Given data:
^^^^^^^^^^^^^^^^
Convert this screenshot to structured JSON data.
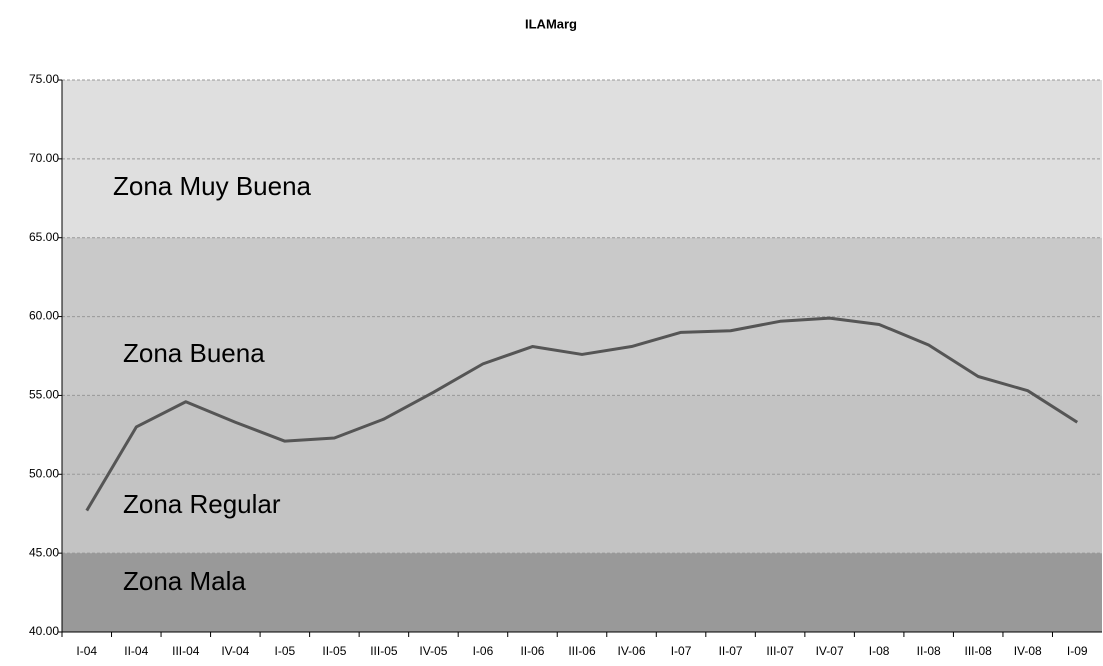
{
  "chart_data": {
    "type": "line",
    "title": "ILAMarg",
    "categories": [
      "I-04",
      "II-04",
      "III-04",
      "IV-04",
      "I-05",
      "II-05",
      "III-05",
      "IV-05",
      "I-06",
      "II-06",
      "III-06",
      "IV-06",
      "I-07",
      "II-07",
      "III-07",
      "IV-07",
      "I-08",
      "II-08",
      "III-08",
      "IV-08",
      "I-09"
    ],
    "series": [
      {
        "name": "ILAMarg",
        "color": "#555555",
        "values": [
          47.7,
          53.0,
          54.6,
          53.3,
          52.1,
          52.3,
          53.5,
          55.2,
          57.0,
          58.1,
          57.6,
          58.1,
          59.0,
          59.1,
          59.7,
          59.9,
          59.5,
          58.2,
          56.2,
          55.3,
          53.3
        ]
      }
    ],
    "zones": [
      {
        "name": "Zona Muy Buena",
        "range": [
          65,
          75
        ],
        "color": "#dfdfdf"
      },
      {
        "name": "Zona Buena",
        "range": [
          55,
          65
        ],
        "color": "#c9c9c9"
      },
      {
        "name": "Zona Regular",
        "range": [
          45,
          55
        ],
        "color": "#c3c3c3"
      },
      {
        "name": "Zona Mala",
        "range": [
          40,
          45
        ],
        "color": "#999999"
      }
    ],
    "ylim": [
      40,
      75
    ],
    "yticks": [
      {
        "value": 40,
        "label": "40.00"
      },
      {
        "value": 45,
        "label": "45.00"
      },
      {
        "value": 50,
        "label": "50.00"
      },
      {
        "value": 55,
        "label": "55.00"
      },
      {
        "value": 60,
        "label": "60.00"
      },
      {
        "value": 65,
        "label": "65.00"
      },
      {
        "value": 70,
        "label": "70.00"
      },
      {
        "value": 75,
        "label": "75.00"
      }
    ],
    "grid": true
  }
}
^^^^^^^^^^^^^^^^
Direction:
Using the records above, copy each line that contains "color".

Worked answer:
        "color": "#555555",
        "color": "#dfdfdf"
        "color": "#c9c9c9"
        "color": "#c3c3c3"
        "color": "#999999"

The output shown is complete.